• **Written problem**: Copy out the lines from the start of the material through the line containing "row-action-cell: [1733, 471, 1883, 591]", including both ends.

• **Data supplied**:
+ + + + +
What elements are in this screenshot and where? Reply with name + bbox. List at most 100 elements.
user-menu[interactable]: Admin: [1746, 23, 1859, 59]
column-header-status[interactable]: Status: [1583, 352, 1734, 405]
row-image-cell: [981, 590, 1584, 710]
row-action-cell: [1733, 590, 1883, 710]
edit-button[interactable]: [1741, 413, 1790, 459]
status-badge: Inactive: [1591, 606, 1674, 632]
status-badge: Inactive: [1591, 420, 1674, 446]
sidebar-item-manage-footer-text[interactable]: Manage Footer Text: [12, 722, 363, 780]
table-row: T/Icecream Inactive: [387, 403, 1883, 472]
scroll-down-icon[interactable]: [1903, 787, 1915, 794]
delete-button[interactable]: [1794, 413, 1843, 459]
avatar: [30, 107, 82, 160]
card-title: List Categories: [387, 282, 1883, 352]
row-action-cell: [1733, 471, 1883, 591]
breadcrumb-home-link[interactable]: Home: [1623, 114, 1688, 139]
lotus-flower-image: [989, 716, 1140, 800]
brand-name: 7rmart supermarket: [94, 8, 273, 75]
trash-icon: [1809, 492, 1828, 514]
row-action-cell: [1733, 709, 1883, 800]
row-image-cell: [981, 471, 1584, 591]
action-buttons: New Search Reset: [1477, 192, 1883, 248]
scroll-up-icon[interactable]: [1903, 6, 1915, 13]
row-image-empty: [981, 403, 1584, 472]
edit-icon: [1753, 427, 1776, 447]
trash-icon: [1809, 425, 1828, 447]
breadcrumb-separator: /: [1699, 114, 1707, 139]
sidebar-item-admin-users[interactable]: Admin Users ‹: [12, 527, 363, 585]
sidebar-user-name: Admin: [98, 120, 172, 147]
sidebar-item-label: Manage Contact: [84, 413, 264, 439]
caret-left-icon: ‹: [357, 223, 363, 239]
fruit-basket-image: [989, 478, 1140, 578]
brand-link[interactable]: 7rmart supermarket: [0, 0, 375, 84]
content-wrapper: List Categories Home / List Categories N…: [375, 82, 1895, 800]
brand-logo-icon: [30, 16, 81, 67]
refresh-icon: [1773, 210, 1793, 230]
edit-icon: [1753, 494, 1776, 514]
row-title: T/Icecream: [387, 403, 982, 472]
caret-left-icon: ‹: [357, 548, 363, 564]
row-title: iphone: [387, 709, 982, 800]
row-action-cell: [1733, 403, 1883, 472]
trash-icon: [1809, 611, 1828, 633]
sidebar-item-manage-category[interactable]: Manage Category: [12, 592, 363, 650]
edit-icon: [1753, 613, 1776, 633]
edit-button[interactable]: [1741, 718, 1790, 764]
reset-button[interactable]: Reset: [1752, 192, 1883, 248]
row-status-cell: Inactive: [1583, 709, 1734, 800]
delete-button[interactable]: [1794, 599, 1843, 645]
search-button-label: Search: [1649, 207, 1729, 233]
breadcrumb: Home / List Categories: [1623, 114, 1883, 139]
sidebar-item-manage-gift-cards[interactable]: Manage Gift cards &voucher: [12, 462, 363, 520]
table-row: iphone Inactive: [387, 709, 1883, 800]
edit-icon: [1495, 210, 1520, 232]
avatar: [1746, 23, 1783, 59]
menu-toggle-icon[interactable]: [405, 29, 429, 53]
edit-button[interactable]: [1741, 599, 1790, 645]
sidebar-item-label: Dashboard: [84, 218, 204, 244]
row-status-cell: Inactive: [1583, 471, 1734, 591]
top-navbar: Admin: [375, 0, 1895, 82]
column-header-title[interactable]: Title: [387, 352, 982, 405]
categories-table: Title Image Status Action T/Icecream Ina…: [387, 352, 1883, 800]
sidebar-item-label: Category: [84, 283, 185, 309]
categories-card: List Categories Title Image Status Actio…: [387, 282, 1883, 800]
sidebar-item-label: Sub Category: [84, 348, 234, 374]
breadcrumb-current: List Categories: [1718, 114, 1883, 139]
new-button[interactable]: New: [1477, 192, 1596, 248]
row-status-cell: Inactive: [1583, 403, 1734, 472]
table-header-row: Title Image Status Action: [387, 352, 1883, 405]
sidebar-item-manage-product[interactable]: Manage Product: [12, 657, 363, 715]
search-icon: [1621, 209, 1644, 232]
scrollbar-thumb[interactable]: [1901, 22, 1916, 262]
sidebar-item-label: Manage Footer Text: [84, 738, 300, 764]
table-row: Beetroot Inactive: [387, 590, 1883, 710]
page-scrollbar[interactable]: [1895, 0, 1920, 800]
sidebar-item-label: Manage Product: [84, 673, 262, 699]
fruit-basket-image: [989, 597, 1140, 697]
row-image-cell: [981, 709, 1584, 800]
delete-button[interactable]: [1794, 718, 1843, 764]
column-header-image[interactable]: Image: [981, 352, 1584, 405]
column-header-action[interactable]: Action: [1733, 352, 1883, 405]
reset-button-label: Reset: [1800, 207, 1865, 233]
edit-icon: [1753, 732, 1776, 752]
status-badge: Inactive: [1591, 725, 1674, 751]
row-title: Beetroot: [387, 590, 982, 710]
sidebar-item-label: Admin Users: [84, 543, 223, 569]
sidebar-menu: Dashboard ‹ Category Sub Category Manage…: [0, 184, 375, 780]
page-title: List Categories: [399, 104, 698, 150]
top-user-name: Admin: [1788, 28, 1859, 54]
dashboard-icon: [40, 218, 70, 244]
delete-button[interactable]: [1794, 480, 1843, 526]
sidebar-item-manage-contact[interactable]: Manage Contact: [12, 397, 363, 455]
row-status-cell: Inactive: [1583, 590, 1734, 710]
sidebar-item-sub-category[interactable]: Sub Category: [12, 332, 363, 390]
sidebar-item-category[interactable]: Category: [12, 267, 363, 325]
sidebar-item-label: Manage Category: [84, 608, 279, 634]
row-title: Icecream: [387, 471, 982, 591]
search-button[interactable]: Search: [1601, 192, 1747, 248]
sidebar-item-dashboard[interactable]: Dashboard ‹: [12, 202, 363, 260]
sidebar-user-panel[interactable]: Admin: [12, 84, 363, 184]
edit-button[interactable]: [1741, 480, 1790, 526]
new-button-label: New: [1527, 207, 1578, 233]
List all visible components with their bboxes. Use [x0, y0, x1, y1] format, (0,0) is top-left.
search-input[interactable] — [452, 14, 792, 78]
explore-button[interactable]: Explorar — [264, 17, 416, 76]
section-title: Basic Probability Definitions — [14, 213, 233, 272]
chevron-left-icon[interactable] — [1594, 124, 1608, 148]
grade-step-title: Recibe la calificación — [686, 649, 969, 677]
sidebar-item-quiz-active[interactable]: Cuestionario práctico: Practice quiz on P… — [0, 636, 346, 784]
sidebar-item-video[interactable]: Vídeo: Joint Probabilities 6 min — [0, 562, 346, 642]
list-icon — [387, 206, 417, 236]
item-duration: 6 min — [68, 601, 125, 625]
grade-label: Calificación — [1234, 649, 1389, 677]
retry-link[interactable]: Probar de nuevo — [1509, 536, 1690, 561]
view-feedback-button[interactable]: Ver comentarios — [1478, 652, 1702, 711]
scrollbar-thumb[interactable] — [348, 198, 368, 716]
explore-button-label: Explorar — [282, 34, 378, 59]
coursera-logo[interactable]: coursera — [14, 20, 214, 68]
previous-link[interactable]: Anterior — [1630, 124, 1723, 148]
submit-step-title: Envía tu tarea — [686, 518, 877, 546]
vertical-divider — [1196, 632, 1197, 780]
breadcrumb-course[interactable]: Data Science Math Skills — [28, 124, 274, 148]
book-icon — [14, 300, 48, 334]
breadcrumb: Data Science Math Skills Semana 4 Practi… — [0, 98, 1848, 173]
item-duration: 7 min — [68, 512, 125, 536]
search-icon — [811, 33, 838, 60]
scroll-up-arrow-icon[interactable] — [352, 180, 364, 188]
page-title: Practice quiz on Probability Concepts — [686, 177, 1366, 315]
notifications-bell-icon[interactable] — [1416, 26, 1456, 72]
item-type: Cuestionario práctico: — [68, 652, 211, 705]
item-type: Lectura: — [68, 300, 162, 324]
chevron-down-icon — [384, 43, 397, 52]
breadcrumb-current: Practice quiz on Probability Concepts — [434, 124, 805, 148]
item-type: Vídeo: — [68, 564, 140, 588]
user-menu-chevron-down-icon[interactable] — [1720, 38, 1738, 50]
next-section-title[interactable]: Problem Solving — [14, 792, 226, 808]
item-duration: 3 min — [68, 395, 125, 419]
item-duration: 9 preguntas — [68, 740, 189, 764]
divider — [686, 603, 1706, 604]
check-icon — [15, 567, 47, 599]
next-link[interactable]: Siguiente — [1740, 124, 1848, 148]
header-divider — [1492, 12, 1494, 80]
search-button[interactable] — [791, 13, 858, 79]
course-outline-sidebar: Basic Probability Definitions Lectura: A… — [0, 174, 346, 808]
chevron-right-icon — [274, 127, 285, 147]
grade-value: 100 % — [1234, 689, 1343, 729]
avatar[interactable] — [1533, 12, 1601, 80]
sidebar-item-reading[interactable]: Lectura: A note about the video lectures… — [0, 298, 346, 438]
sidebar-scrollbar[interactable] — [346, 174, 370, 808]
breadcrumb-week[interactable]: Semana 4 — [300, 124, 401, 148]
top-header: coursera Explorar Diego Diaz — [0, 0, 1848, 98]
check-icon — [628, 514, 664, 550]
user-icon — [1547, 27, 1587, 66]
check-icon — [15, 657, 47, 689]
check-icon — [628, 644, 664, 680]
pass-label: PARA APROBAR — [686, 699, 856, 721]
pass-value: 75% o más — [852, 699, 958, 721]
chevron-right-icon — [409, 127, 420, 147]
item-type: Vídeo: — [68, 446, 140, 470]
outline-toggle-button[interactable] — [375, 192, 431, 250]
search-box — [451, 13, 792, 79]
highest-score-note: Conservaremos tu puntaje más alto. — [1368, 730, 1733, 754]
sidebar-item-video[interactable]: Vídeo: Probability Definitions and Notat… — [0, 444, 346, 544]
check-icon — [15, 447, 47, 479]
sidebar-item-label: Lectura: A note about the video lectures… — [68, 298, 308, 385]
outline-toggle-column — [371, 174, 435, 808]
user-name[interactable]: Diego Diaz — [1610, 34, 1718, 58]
+ + + + +
• **Response to the task**:
What elements are in this screenshot and where? Reply with name + bbox. List at most 100 elements.
user-menu[interactable]: Admin: [1746, 23, 1859, 59]
column-header-status[interactable]: Status: [1583, 352, 1734, 405]
row-image-cell: [981, 590, 1584, 710]
row-action-cell: [1733, 590, 1883, 710]
edit-button[interactable]: [1741, 413, 1790, 459]
status-badge: Inactive: [1591, 606, 1674, 632]
status-badge: Inactive: [1591, 420, 1674, 446]
sidebar-item-manage-footer-text[interactable]: Manage Footer Text: [12, 722, 363, 780]
table-row: T/Icecream Inactive: [387, 403, 1883, 472]
scroll-down-icon[interactable]: [1903, 787, 1915, 794]
delete-button[interactable]: [1794, 413, 1843, 459]
avatar: [30, 107, 82, 160]
card-title: List Categories: [387, 282, 1883, 352]
row-action-cell: [1733, 471, 1883, 591]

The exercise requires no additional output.